### RECORDS FOR THIS EXERCISE
>> START

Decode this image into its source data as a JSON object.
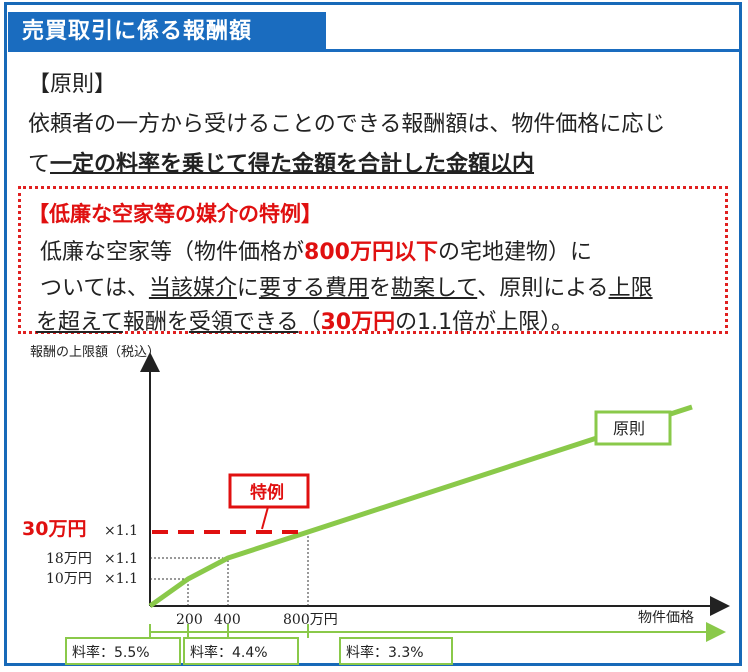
{
  "header": {
    "title": "売買取引に係る報酬額"
  },
  "principle": {
    "heading": "【原則】",
    "line1": "依頼者の一方から受けることのできる報酬額は、物件価格に応じ",
    "line2_prefix": "て",
    "line2_bold": "一定の料率を乗じて得た金額を合計した金額以内"
  },
  "special": {
    "heading": "【低廉な空家等の媒介の特例】",
    "l1_a": "低廉な空家等（物件価格が",
    "l1_b": "800万円以下",
    "l1_c": "の宅地建物）に",
    "l2_a": "ついては、",
    "l2_b": "当該媒介",
    "l2_c": "に",
    "l2_d": "要する費用",
    "l2_e": "を",
    "l2_f": "勘案して",
    "l2_g": "、原則による",
    "l2_h": "上限",
    "l3_a": "を超えて",
    "l3_b": "報酬を",
    "l3_c": "受領できる",
    "l3_d": "（",
    "l3_e": "30万円",
    "l3_f": "の1.1倍が上限）。"
  },
  "chart_data": {
    "type": "line",
    "ylabel": "報酬の上限額（税込）",
    "xlabel": "物件価格",
    "x_ticks": [
      "200",
      "400",
      "800万円"
    ],
    "y_ticks": [
      {
        "label": "10万円",
        "mult": "×1.1"
      },
      {
        "label": "18万円",
        "mult": "×1.1"
      },
      {
        "label": "30万円",
        "mult": "×1.1"
      }
    ],
    "series": [
      {
        "name": "原則",
        "x": [
          0,
          200,
          400,
          800,
          1400
        ],
        "y": [
          0,
          10,
          18,
          30,
          48
        ]
      },
      {
        "name": "特例",
        "x": [
          0,
          800
        ],
        "y": [
          30,
          30
        ]
      }
    ],
    "rates": [
      {
        "label": "料率：5.5%"
      },
      {
        "label": "料率：4.4%"
      },
      {
        "label": "料率：3.3%"
      }
    ],
    "colors": {
      "principle": "#8ac94a",
      "special": "#e01010",
      "axis": "#222222"
    }
  }
}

>> END

### WHAT THE EXERCISE ASKS
In your copy, repeat each record exactly and include no pictures.

### ANSWER TO THE TASK
Decode this image into its source data as a JSON object.
{
  "header": {
    "title": "売買取引に係る報酬額"
  },
  "principle": {
    "heading": "【原則】",
    "line1": "依頼者の一方から受けることのできる報酬額は、物件価格に応じ",
    "line2_prefix": "て",
    "line2_bold": "一定の料率を乗じて得た金額を合計した金額以内"
  },
  "special": {
    "heading": "【低廉な空家等の媒介の特例】",
    "l1_a": "低廉な空家等（物件価格が",
    "l1_b": "800万円以下",
    "l1_c": "の宅地建物）に",
    "l2_a": "ついては、",
    "l2_b": "当該媒介",
    "l2_c": "に",
    "l2_d": "要する費用",
    "l2_e": "を",
    "l2_f": "勘案して",
    "l2_g": "、原則による",
    "l2_h": "上限",
    "l3_a": "を超えて",
    "l3_b": "報酬を",
    "l3_c": "受領できる",
    "l3_d": "（",
    "l3_e": "30万円",
    "l3_f": "の1.1倍が上限）。"
  },
  "chart_data": {
    "type": "line",
    "ylabel": "報酬の上限額（税込）",
    "xlabel": "物件価格",
    "x_ticks": [
      "200",
      "400",
      "800万円"
    ],
    "y_ticks": [
      {
        "label": "10万円",
        "mult": "×1.1"
      },
      {
        "label": "18万円",
        "mult": "×1.1"
      },
      {
        "label": "30万円",
        "mult": "×1.1"
      }
    ],
    "series": [
      {
        "name": "原則",
        "x": [
          0,
          200,
          400,
          800,
          1400
        ],
        "y": [
          0,
          10,
          18,
          30,
          48
        ]
      },
      {
        "name": "特例",
        "x": [
          0,
          800
        ],
        "y": [
          30,
          30
        ]
      }
    ],
    "rates": [
      {
        "label": "料率：5.5%"
      },
      {
        "label": "料率：4.4%"
      },
      {
        "label": "料率：3.3%"
      }
    ],
    "colors": {
      "principle": "#8ac94a",
      "special": "#e01010",
      "axis": "#222222"
    }
  }
}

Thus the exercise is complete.